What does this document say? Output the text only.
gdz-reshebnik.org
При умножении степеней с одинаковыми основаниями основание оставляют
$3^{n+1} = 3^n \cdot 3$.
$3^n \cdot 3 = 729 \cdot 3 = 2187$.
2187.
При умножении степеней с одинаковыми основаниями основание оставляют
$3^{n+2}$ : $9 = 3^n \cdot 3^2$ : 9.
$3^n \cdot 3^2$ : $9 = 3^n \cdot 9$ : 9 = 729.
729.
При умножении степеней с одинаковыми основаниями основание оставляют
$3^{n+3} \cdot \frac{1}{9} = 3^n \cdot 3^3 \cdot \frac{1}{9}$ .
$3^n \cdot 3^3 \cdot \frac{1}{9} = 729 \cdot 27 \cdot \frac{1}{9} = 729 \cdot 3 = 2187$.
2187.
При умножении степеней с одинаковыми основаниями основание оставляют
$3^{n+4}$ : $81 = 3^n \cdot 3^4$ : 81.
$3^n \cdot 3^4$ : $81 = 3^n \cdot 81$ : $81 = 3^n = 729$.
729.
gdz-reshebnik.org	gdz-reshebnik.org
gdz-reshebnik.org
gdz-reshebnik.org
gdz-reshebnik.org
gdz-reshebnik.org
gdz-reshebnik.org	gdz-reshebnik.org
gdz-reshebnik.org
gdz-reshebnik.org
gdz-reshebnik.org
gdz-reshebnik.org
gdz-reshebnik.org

━━━━━━━━━━━━━━━━

Instructions for the task:
Transcribe each entry exactly.

Written solution:
What does this document say? Output the text only.
gdz-reshebnik.org
При умножении степеней с одинаковыми основаниями основание оставляют
$3^{n+1} = 3^n \cdot 3$.
$3^n \cdot 3 = 729 \cdot 3 = 2187$.
2187.
При умножении степеней с одинаковыми основаниями основание оставляют
$3^{n+2}$ : $9 = 3^n \cdot 3^2$ : 9.
$3^n \cdot 3^2$ : $9 = 3^n \cdot 9$ : 9 = 729.
729.
При умножении степеней с одинаковыми основаниями основание оставляют
$3^{n+3} \cdot \frac{1}{9} = 3^n \cdot 3^3 \cdot \frac{1}{9}$ .
$3^n \cdot 3^3 \cdot \frac{1}{9} = 729 \cdot 27 \cdot \frac{1}{9} = 729 \cdot 3 = 2187$.
2187.
При умножении степеней с одинаковыми основаниями основание оставляют
$3^{n+4}$ : $81 = 3^n \cdot 3^4$ : 81.
$3^n \cdot 3^4$ : $81 = 3^n \cdot 81$ : $81 = 3^n = 729$.
729.
gdz-reshebnik.org	gdz-reshebnik.org
gdz-reshebnik.org
gdz-reshebnik.org
gdz-reshebnik.org
gdz-reshebnik.org
gdz-reshebnik.org	gdz-reshebnik.org
gdz-reshebnik.org
gdz-reshebnik.org
gdz-reshebnik.org
gdz-reshebnik.org
gdz-reshebnik.org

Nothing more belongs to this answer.